## begin DOCUMENT PASSAGE

# iPhone 3G and e-ticket check in...



## MacGYVER (Apr 15, 2005)

Hello everyone,

I just read an interesting discussion over at another site where quite a few people here in Canada and one over in Europe has used their iPhone 3G to check in with an e-ticket. I think this is totally awesome!

Air Canada has started this in Canada where you just show your iPhone and the barcode on the screen, and they can actually just scan your screen. It's pretty cool, and over in Copenhagen they are doing the same thing. So, it has started in some countries and doesn't work all over, but a paperless check in, could be on its way via your iPhone e-ticket confirmation e-mail. I know that there are Kiosks that do this, but now with Air Canada you can skip all that from what I have read.

Has anyone here done this yet in Canada with Air Canada? There was a person who tried it with WestJet, but no go, they had to go back to the Kiosk and print out a paper e-ticket.


----------



## CaptainCode (Jun 4, 2006)

I read about a guy trying it a while ago before the 3G came out but in the USA. I'm always afraid to try it because of how screwy the airports are these days.


----------



## MacGYVER (Apr 15, 2005)

## end DOCUMENT PASSAGE

## STATED PROBLEM A
Please list every geographic place (country, city, or region) mentioned in the forum thread about e-ticket check-in.
## STATED PROBLEM B
Answer these questions from the forum thread about e-ticket check-in:
(i) Which airline has started letting travelers check in by having the barcode on their iPhone screen scanned?
(ii) What did the person who tried it with WestJet have to do?
(iii) What reason does CaptainCode give for being afraid to try it?

## begin GIVEN INFORMATION

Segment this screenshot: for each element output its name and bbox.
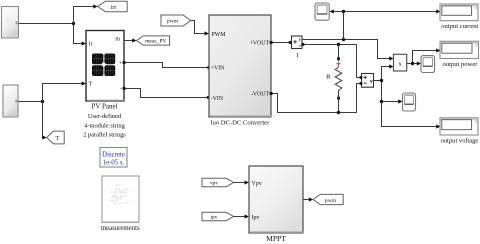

## end GIVEN INFORMATION

## RESPONSE A
Canada
Europe
Copenhagen
USA

## RESPONSE B
(i) Air Canada
(ii) Go back to the kiosk and print out a paper e-ticket.
(iii) How screwy the airports are these days.